-- EXTRACTED ENTRIES start --

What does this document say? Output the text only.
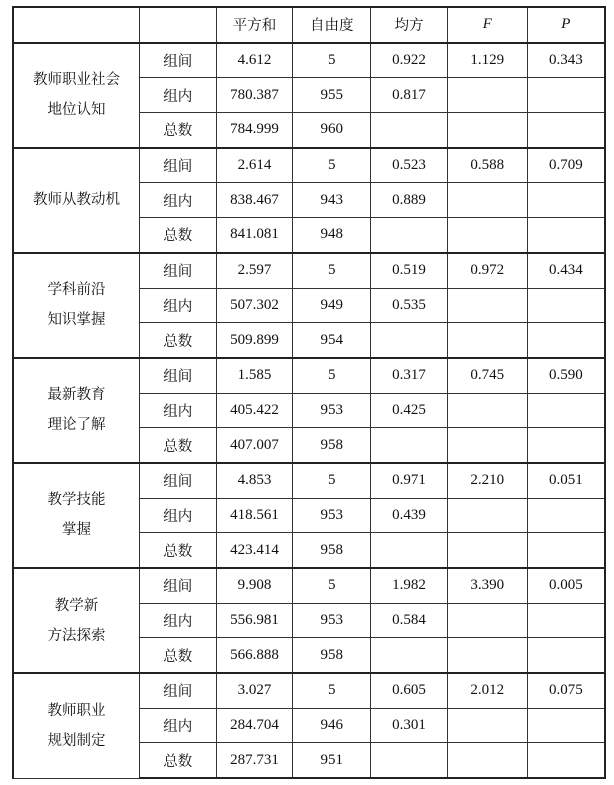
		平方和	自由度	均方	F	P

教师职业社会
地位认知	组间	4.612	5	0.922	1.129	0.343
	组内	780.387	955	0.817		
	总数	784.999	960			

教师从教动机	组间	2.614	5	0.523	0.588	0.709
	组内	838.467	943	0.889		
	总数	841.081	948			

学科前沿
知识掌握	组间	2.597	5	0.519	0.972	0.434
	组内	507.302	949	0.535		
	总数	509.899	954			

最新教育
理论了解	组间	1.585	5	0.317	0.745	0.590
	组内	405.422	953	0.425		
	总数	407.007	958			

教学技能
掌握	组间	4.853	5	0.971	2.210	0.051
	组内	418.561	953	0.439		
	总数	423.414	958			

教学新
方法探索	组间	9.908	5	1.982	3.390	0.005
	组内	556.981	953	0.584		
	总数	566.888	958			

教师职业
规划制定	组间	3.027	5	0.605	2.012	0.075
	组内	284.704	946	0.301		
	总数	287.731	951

-- EXTRACTED ENTRIES end --

§ **TASK GOAL**
Output the entries above exactly, without their pictures.

§ **ANSWER TO THE PROBLEM**
What does this document say? Output the text only.
		平方和	自由度	均方	F	P

教师职业社会
地位认知	组间	4.612	5	0.922	1.129	0.343
	组内	780.387	955	0.817		
	总数	784.999	960			

教师从教动机	组间	2.614	5	0.523	0.588	0.709
	组内	838.467	943	0.889		
	总数	841.081	948			

学科前沿
知识掌握	组间	2.597	5	0.519	0.972	0.434
	组内	507.302	949	0.535		
	总数	509.899	954			

最新教育
理论了解	组间	1.585	5	0.317	0.745	0.590
	组内	405.422	953	0.425		
	总数	407.007	958			

教学技能
掌握	组间	4.853	5	0.971	2.210	0.051
	组内	418.561	953	0.439		
	总数	423.414	958			

教学新
方法探索	组间	9.908	5	1.982	3.390	0.005
	组内	556.981	953	0.584		
	总数	566.888	958			

教师职业
规划制定	组间	3.027	5	0.605	2.012	0.075
	组内	284.704	946	0.301		
	总数	287.731	951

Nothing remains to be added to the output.